— begin RECORDS FOR PROCESSING —
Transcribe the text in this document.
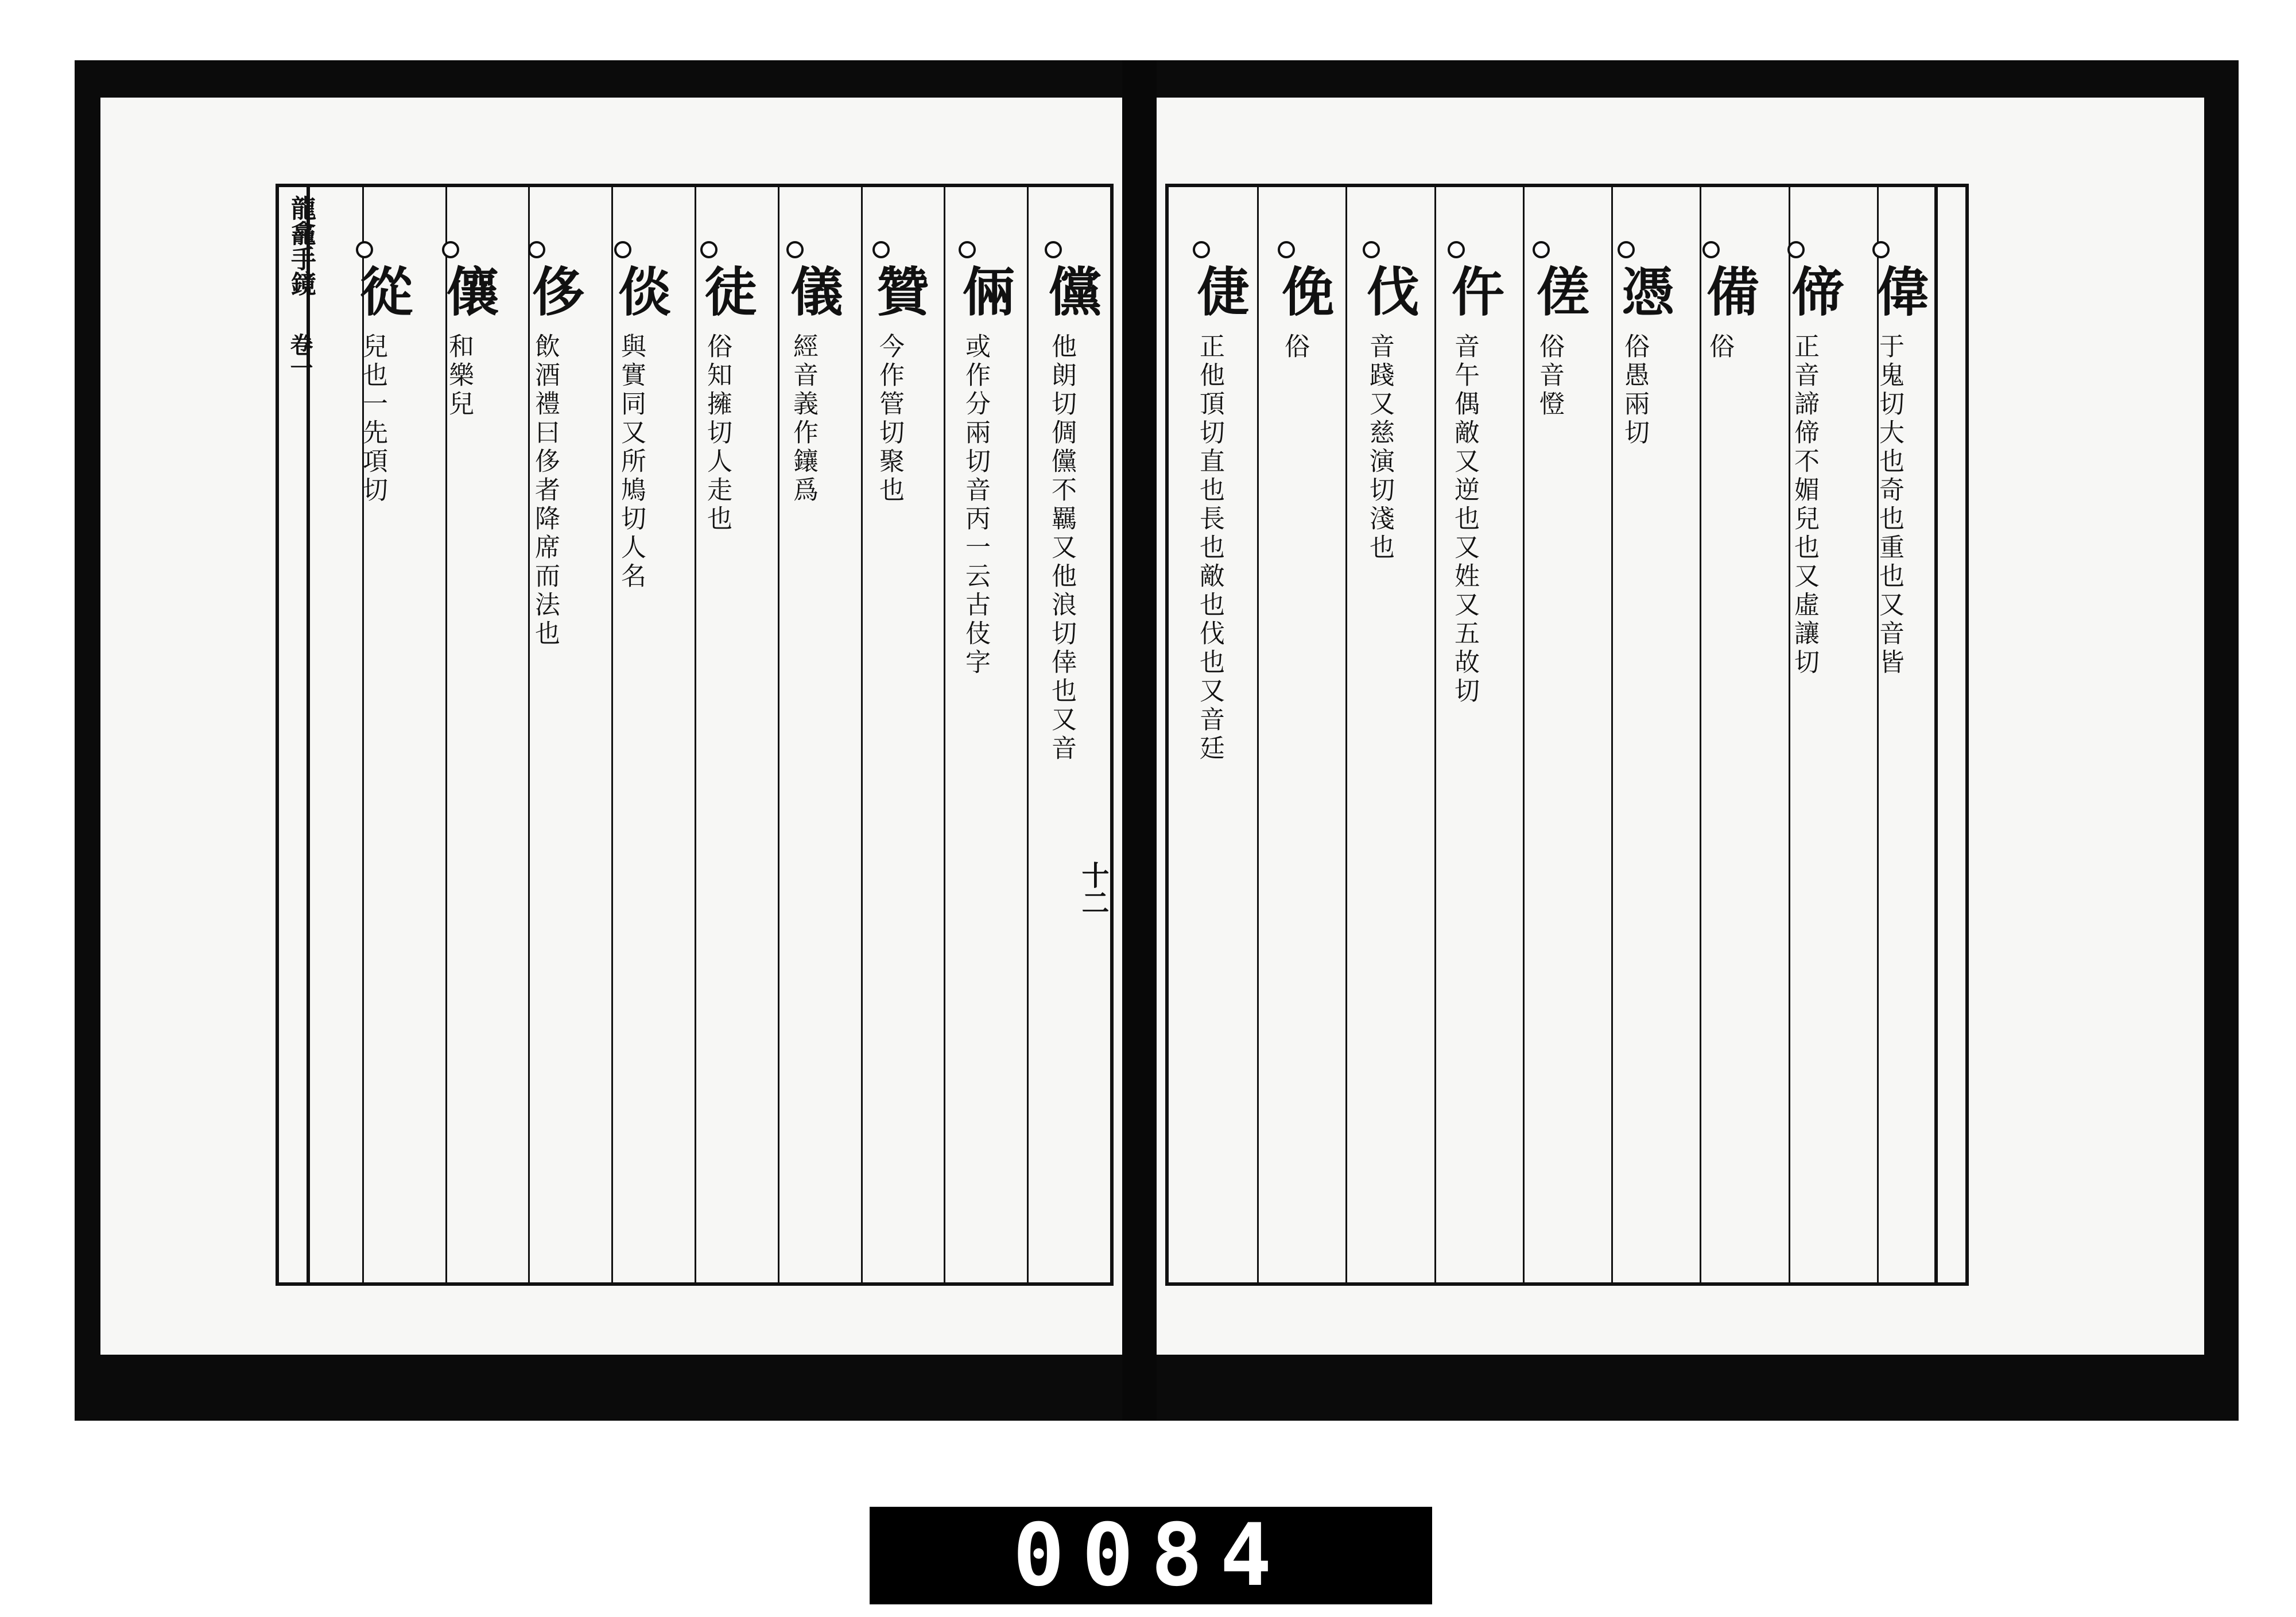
龍龕手鏡
卷一
十二
偉
于鬼切大也奇也重也又音皆
偙
正音諦偙不媚兒也又虛讓切
備
俗
憑
俗愚兩切
傞
俗音憕
仵
音午偶敵又逆也又姓又五故切
伐
音踐又慈演切淺也
俛
俗
倢
正他頂切直也長也敵也伐也又音廷
儻
他朗切倜儻不羈又他浪切倖也又音
倆
或作分兩切音丙一云古伎字
贊
今作管切聚也
儀
經音義作鑲爲
徒
俗知擁切人走也
倓
與實同又所鳩切人名
侈
飲酒禮曰侈者降席而法也
儴
和樂兒
從
兒也一先項切
0084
— end RECORDS FOR PROCESSING —
- WHAT THE EXERCISE ASKS: Omit the pictures and give the material again, exactly and in full.

- FULL RESPONSE:
Transcribe the text in this document.
龍龕手鏡
卷一
十二
偉
于鬼切大也奇也重也又音皆
偙
正音諦偙不媚兒也又虛讓切
備
俗
憑
俗愚兩切
傞
俗音憕
仵
音午偶敵又逆也又姓又五故切
伐
音踐又慈演切淺也
俛
俗
倢
正他頂切直也長也敵也伐也又音廷
儻
他朗切倜儻不羈又他浪切倖也又音
倆
或作分兩切音丙一云古伎字
贊
今作管切聚也
儀
經音義作鑲爲
徒
俗知擁切人走也
倓
與實同又所鳩切人名
侈
飲酒禮曰侈者降席而法也
儴
和樂兒
從
兒也一先項切
0084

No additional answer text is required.